» WORK TO BE COMPLETED
Among the entries below, count the lines where the string "this" occurs, and give only the number.

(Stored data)
☆ ☆ ☆ ☆ ☆ ☆ ☆
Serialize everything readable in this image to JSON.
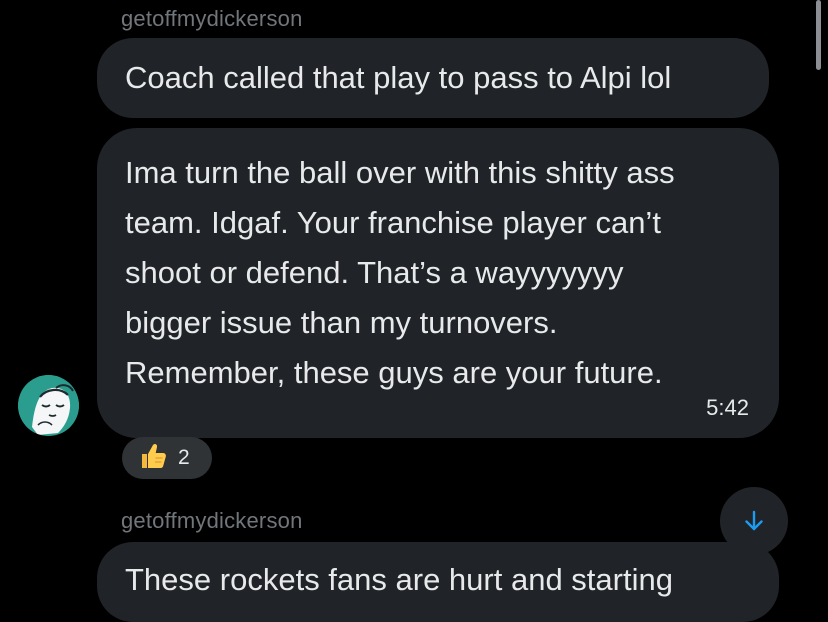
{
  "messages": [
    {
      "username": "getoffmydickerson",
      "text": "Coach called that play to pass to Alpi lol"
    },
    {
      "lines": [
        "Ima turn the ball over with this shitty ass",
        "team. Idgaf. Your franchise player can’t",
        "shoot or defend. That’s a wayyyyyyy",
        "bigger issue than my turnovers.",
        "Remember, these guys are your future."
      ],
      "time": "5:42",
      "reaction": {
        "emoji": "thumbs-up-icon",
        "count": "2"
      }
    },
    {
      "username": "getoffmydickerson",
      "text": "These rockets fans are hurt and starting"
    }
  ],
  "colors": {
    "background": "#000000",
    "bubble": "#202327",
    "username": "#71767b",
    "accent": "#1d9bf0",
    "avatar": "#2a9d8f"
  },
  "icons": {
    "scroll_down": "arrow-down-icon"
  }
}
☆ ☆ ☆ ☆ ☆ ☆ ☆
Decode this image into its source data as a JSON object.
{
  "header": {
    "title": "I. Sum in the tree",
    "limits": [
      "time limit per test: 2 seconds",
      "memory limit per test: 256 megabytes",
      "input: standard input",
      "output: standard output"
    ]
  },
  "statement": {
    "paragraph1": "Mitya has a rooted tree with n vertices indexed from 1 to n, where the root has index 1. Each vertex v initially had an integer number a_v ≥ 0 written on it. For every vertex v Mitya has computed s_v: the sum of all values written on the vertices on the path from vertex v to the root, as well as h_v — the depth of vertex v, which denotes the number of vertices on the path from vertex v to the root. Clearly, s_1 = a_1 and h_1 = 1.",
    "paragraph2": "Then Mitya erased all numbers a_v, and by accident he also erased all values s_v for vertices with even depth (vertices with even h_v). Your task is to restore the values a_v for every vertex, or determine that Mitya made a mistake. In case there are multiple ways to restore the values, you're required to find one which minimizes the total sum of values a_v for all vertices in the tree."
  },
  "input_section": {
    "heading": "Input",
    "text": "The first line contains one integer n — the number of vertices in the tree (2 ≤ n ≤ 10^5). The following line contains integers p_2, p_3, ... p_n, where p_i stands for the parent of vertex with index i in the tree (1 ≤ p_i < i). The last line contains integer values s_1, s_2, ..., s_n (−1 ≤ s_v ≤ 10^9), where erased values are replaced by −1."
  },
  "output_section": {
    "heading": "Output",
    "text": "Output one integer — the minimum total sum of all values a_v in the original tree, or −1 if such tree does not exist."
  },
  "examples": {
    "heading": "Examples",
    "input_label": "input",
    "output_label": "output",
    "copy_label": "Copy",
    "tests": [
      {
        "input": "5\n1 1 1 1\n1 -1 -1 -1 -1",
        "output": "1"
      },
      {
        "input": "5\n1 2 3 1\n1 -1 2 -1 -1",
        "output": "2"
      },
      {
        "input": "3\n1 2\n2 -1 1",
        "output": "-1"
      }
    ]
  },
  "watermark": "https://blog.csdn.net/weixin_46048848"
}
☆ ☆ ☆ ☆ ☆ ☆ ☆
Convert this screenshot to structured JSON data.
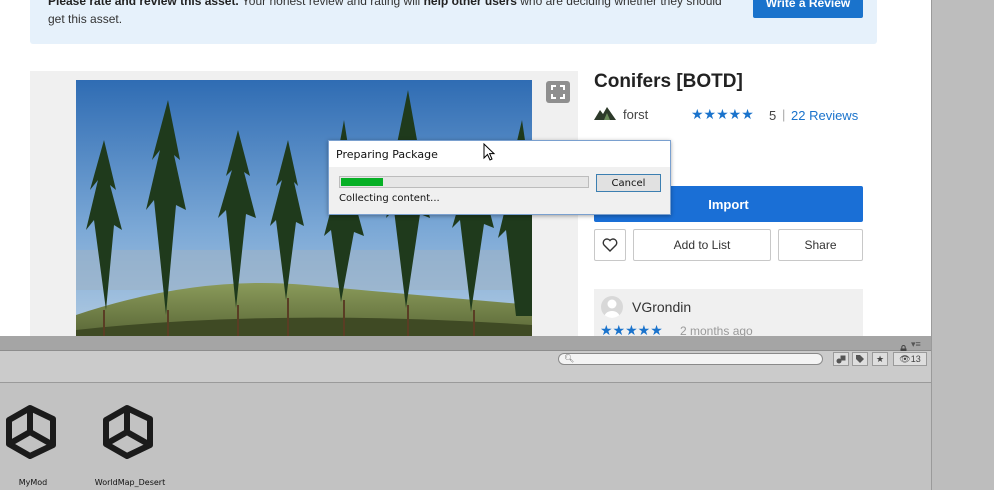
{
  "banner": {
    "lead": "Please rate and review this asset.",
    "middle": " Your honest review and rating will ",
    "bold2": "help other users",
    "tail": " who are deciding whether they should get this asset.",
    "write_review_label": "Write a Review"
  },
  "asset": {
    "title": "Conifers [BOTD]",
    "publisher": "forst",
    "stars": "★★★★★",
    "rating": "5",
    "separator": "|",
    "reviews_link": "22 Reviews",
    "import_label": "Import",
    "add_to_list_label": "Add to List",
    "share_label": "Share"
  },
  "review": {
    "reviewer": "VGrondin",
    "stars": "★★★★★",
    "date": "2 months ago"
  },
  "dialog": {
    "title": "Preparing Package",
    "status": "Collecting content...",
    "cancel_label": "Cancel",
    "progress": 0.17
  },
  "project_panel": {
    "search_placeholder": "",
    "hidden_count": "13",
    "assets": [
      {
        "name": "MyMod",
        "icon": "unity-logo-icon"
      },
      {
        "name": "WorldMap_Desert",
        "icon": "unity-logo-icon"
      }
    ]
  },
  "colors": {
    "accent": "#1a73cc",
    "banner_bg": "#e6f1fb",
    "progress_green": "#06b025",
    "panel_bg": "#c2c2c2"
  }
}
☆ ☆ ☆ ☆ ☆ ☆ ☆
» WRITTEN REPLY
6